WRITTEN EXERCISE
Copy the lines of the listing below word for word, starting at the line that contains "monthly-radio[interactable] — [200, 166, 209, 174]" and stopping after the line that contains "triggers-label: Triggers — [9, 234, 47, 245]".

Collected data entries:
....................

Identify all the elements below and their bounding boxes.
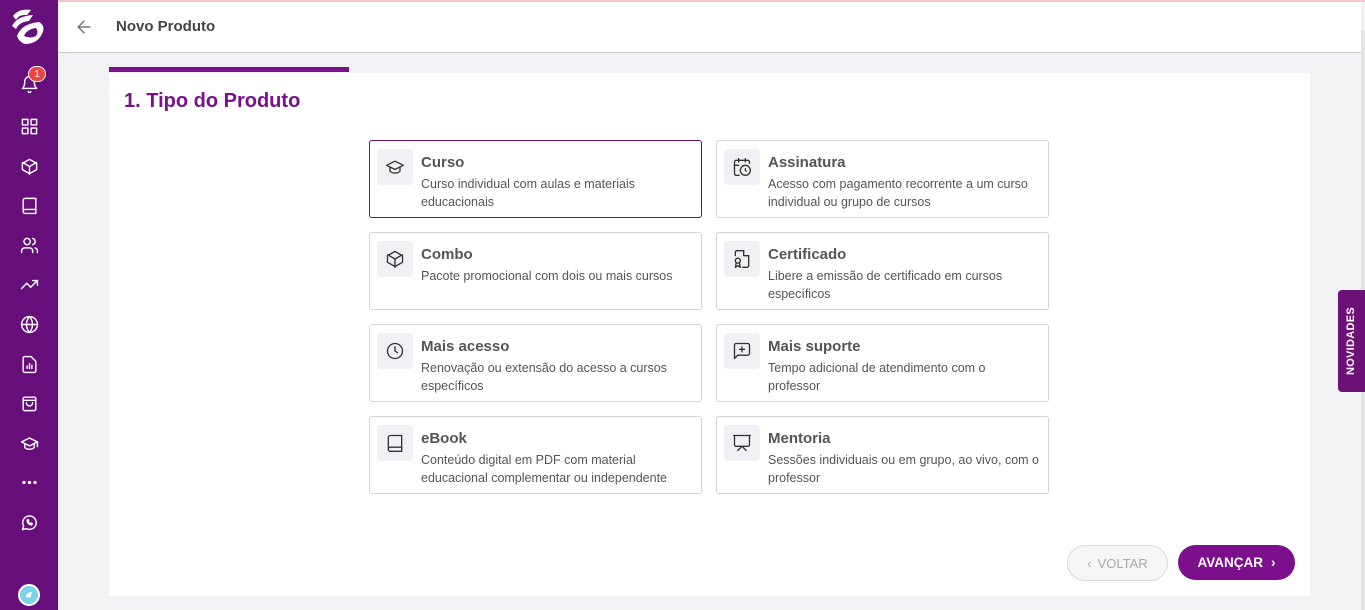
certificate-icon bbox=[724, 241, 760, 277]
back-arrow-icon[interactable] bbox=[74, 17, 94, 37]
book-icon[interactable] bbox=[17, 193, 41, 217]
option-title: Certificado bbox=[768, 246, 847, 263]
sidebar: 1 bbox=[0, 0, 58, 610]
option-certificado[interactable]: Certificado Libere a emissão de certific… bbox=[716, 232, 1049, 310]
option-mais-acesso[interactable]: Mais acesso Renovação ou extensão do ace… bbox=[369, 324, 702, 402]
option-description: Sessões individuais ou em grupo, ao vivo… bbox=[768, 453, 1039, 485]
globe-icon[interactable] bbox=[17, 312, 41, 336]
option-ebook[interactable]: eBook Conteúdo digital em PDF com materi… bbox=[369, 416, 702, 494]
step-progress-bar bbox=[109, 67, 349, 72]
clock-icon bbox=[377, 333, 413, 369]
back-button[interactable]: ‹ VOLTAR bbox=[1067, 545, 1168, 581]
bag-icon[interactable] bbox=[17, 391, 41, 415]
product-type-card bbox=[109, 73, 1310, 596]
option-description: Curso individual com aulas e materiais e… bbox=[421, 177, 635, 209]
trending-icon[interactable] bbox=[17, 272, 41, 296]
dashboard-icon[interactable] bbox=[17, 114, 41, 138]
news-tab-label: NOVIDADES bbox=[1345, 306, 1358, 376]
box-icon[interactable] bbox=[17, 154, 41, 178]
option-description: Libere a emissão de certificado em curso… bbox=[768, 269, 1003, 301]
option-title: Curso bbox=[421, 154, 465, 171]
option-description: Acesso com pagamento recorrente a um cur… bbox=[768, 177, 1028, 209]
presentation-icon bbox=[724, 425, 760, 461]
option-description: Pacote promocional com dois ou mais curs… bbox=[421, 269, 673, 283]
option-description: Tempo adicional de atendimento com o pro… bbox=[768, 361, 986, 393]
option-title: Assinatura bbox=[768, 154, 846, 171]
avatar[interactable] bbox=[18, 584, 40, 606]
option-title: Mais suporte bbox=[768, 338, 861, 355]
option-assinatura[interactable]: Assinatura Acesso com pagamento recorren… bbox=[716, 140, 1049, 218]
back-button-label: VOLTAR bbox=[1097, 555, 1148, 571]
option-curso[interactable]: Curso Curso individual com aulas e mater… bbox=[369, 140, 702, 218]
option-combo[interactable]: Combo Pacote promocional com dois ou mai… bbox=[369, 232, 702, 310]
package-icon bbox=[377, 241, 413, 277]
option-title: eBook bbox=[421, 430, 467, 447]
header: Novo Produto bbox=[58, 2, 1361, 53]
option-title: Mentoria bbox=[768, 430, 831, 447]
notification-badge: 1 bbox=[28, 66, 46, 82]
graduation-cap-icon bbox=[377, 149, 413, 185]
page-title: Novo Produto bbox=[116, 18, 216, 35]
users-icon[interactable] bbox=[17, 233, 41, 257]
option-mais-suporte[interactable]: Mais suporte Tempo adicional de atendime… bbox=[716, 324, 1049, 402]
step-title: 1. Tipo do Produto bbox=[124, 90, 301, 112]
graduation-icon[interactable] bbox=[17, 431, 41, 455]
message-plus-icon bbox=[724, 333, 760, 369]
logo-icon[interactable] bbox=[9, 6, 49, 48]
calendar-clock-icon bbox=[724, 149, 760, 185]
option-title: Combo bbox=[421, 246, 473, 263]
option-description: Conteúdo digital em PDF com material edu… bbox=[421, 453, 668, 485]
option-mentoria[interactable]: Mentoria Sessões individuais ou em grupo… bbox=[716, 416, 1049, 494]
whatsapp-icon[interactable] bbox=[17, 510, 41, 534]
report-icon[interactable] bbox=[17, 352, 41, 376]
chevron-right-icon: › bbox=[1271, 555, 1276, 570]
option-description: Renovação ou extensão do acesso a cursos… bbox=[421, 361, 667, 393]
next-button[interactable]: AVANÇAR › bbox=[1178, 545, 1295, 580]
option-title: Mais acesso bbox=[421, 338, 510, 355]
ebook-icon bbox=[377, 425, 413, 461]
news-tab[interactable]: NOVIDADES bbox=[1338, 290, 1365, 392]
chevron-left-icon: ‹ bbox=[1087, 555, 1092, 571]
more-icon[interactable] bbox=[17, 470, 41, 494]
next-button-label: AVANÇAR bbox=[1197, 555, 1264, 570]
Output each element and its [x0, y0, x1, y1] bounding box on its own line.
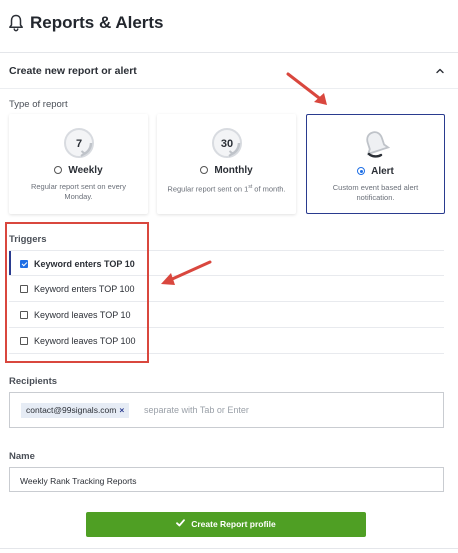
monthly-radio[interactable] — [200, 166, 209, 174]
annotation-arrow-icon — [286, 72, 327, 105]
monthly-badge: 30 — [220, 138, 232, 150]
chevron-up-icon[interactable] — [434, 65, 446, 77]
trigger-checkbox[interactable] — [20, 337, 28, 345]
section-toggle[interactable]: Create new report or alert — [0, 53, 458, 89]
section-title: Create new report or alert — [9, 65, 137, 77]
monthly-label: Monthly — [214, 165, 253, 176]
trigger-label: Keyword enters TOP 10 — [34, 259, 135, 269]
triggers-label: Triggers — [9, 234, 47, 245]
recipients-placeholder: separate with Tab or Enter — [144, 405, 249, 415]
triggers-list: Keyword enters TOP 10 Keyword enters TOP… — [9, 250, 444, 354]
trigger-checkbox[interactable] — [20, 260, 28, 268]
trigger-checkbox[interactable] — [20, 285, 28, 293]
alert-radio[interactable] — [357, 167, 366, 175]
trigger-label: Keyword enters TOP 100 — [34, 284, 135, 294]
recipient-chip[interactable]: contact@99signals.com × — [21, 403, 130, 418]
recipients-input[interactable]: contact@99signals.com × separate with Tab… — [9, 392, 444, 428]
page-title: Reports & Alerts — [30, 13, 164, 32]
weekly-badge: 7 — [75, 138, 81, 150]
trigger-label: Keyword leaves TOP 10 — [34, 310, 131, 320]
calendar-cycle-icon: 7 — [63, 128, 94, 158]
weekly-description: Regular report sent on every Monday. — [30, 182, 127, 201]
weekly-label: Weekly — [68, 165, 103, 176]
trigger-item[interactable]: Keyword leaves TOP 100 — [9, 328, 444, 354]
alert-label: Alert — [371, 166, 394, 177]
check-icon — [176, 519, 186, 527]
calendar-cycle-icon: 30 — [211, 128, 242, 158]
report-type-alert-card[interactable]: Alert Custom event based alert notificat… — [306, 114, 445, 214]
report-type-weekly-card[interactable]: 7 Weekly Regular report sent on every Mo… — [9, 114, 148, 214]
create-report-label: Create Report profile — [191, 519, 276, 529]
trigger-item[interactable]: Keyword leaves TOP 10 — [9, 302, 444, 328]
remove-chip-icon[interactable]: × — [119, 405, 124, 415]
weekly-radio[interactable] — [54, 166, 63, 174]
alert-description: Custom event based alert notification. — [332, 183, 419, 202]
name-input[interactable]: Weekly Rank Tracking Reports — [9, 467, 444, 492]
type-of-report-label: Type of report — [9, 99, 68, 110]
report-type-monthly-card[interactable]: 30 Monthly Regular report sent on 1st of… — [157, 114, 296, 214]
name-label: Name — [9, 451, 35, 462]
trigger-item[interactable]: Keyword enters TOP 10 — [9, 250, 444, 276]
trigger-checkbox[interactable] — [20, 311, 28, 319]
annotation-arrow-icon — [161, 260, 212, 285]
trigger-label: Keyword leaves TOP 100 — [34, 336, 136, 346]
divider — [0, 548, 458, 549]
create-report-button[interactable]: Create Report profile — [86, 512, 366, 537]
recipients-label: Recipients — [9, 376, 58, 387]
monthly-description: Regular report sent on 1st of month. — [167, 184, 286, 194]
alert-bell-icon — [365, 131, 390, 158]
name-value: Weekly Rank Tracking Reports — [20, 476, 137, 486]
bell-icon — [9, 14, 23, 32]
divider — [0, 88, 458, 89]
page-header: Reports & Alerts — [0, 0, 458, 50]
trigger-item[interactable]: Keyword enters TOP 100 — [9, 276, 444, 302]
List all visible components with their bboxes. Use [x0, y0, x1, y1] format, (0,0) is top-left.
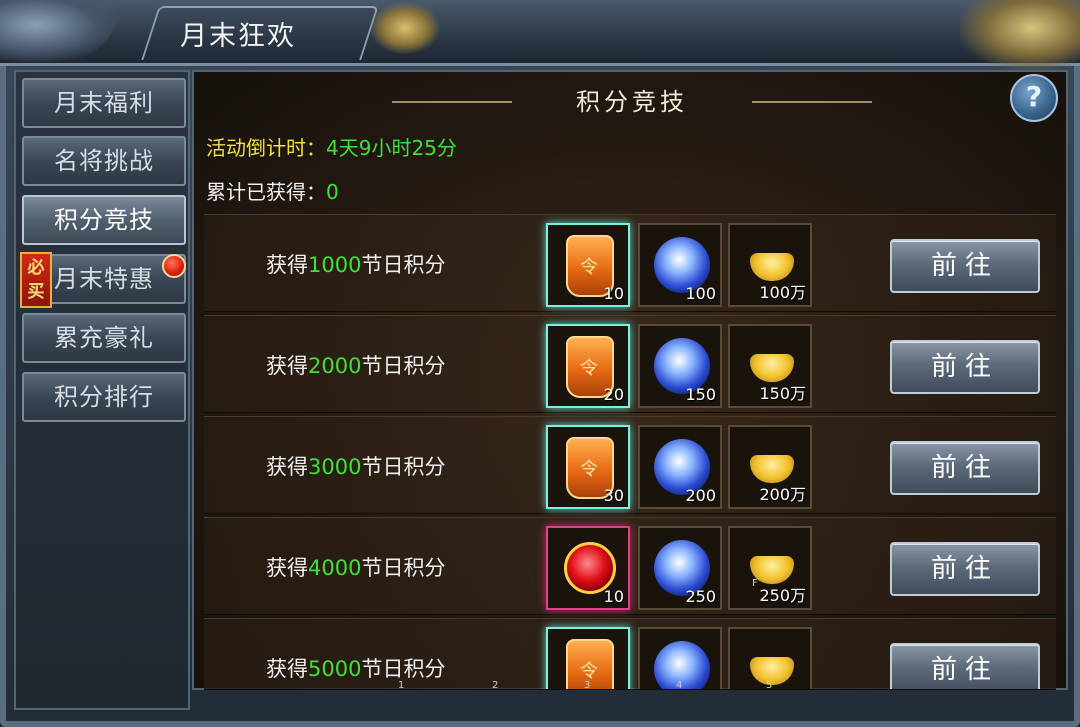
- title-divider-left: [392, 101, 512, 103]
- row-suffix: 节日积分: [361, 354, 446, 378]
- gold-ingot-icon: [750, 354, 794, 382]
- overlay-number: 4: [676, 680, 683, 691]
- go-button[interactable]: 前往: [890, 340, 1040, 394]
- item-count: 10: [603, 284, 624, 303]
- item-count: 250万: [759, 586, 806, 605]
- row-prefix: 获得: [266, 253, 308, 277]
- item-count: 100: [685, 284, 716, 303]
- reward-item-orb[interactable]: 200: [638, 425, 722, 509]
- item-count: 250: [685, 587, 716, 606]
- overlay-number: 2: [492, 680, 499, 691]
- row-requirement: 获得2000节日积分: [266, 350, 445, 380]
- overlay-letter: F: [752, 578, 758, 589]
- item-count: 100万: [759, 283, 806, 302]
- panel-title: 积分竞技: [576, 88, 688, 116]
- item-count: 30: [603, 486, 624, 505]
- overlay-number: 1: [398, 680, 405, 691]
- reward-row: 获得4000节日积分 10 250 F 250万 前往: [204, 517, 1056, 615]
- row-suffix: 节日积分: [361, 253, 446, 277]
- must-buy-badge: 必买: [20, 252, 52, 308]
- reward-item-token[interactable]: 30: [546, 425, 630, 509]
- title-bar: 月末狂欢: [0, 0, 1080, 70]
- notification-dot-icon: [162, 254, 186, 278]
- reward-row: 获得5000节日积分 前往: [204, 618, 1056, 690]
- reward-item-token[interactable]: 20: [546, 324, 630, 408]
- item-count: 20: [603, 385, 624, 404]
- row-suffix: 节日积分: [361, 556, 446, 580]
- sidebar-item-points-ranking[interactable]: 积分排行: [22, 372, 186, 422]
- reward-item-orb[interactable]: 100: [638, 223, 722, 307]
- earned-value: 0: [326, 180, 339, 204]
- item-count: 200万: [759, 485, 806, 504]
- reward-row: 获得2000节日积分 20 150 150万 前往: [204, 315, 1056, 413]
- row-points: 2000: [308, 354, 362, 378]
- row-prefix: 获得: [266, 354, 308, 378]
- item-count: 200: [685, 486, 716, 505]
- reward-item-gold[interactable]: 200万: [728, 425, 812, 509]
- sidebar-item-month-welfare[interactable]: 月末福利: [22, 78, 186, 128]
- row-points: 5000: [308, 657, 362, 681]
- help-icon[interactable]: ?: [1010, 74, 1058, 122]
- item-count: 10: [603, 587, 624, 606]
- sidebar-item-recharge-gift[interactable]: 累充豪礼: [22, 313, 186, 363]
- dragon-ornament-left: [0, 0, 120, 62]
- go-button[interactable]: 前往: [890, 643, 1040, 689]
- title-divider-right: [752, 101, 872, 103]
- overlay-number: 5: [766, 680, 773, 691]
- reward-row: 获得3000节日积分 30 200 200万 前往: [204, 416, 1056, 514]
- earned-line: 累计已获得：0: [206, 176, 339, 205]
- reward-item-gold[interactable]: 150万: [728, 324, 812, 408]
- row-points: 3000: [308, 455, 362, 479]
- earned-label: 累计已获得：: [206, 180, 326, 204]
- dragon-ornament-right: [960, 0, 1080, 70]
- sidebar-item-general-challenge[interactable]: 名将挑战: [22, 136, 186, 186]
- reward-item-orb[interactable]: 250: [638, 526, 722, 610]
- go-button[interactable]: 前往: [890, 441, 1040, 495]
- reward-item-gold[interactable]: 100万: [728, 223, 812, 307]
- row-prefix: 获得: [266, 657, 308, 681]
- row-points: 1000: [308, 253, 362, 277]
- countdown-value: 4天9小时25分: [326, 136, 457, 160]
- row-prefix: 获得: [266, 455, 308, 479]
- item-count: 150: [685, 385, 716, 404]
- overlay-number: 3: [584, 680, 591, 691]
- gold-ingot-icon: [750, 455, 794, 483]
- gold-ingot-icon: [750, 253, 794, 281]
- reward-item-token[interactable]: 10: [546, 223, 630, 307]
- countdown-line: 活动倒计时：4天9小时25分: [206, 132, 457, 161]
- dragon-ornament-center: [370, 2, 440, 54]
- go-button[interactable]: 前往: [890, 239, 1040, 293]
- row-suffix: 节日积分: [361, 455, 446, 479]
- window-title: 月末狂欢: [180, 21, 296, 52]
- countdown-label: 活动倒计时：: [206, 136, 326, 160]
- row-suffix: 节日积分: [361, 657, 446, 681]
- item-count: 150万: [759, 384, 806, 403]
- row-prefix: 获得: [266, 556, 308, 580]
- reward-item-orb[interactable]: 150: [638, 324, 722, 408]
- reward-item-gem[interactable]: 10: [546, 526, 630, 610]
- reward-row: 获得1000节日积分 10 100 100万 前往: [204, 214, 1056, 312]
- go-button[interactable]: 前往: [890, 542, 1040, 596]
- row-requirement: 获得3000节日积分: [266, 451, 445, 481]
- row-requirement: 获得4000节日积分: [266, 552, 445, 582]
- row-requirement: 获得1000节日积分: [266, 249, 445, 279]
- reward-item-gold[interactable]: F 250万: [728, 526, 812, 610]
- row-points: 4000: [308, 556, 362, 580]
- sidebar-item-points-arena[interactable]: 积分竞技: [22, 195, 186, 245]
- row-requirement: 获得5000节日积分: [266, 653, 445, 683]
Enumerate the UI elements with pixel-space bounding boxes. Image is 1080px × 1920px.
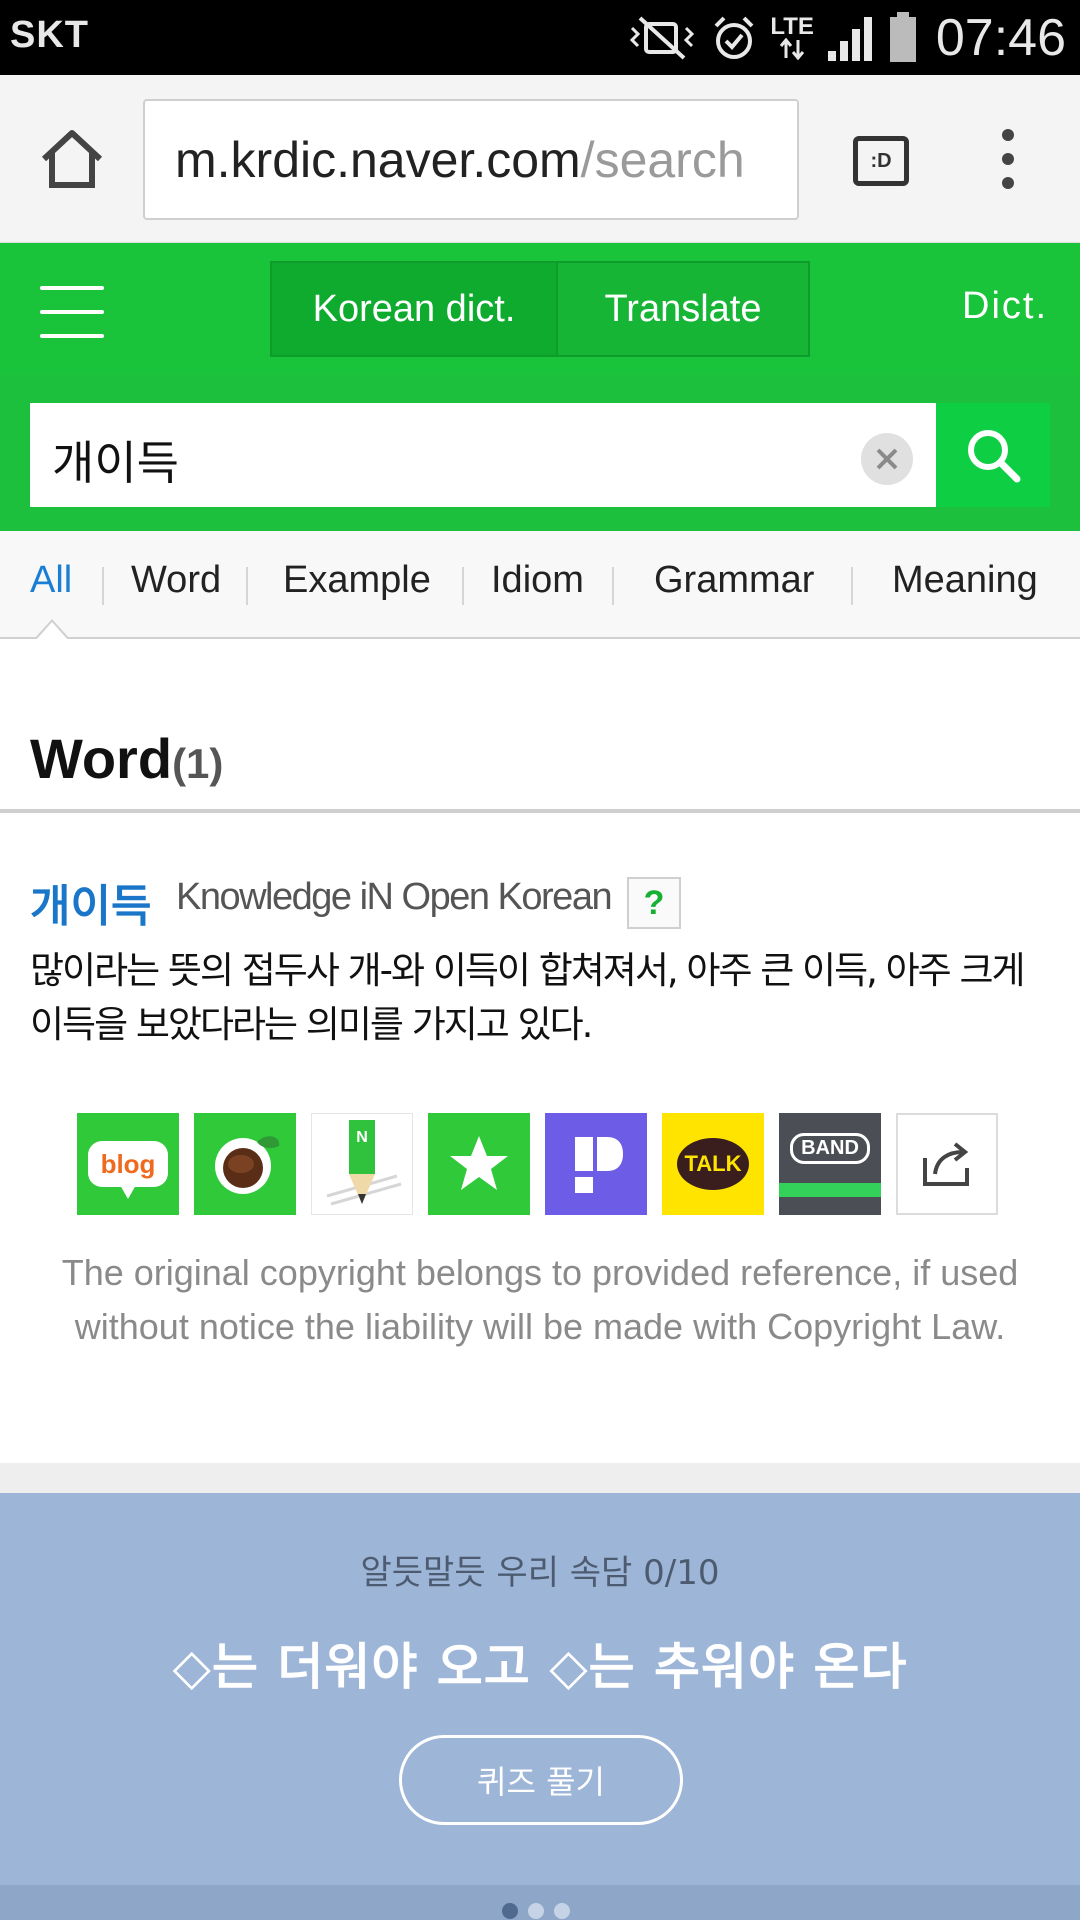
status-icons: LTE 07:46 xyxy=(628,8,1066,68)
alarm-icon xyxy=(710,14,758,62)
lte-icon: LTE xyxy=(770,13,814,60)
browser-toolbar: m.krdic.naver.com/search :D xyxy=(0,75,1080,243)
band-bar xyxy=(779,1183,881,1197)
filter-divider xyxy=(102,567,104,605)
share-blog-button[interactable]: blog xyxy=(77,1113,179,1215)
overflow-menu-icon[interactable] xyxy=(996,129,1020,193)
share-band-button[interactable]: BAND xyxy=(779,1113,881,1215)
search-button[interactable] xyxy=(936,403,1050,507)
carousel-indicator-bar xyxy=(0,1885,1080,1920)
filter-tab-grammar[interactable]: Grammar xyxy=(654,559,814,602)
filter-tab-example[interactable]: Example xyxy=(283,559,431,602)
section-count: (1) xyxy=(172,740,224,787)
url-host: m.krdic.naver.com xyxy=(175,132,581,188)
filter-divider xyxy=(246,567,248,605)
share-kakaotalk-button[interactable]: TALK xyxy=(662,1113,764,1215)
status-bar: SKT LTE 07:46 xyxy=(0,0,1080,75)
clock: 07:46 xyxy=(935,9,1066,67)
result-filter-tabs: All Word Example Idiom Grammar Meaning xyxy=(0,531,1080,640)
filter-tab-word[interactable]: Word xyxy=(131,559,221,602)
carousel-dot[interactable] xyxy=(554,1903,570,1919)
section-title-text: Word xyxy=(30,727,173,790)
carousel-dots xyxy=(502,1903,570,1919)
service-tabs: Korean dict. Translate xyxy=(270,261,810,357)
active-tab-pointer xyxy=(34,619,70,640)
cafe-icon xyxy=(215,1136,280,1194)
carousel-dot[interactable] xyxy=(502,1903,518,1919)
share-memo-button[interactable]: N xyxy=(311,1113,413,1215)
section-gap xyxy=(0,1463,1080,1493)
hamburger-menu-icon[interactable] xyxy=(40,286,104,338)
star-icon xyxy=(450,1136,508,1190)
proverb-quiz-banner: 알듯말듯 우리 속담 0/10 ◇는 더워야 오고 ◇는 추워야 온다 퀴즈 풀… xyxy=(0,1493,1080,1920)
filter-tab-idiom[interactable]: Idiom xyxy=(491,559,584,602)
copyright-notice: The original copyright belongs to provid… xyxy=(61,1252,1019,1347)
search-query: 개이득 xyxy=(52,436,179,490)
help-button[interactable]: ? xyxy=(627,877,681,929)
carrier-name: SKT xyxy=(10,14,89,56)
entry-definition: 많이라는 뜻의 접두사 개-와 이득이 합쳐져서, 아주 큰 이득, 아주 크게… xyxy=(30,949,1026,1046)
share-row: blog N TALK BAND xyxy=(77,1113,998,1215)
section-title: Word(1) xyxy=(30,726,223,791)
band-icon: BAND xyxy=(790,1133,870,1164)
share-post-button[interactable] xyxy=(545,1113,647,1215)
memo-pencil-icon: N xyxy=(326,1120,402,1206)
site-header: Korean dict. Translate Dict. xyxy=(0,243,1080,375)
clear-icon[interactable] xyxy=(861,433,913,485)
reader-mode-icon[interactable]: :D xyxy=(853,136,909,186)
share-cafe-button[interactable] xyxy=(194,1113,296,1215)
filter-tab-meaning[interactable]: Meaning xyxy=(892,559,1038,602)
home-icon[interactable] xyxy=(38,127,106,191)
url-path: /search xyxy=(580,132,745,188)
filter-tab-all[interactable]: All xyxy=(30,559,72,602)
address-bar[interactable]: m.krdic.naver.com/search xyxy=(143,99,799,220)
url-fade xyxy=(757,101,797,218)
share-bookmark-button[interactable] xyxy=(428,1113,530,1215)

....................

CORRECT ANSWER
monthly-radio[interactable] — [200, 166, 209, 174]
annotation-arrow-icon — [286, 72, 327, 105]
monthly-badge: 30 — [220, 138, 232, 150]
chevron-up-icon[interactable] — [434, 65, 446, 77]
trigger-checkbox[interactable] — [20, 337, 28, 345]
section-toggle[interactable]: Create new report or alert — [0, 53, 458, 89]
section-title: Create new report or alert — [9, 65, 137, 77]
monthly-label: Monthly — [214, 165, 253, 176]
trigger-label: Keyword enters TOP 10 — [34, 259, 135, 269]
triggers-label: Triggers — [9, 234, 47, 245]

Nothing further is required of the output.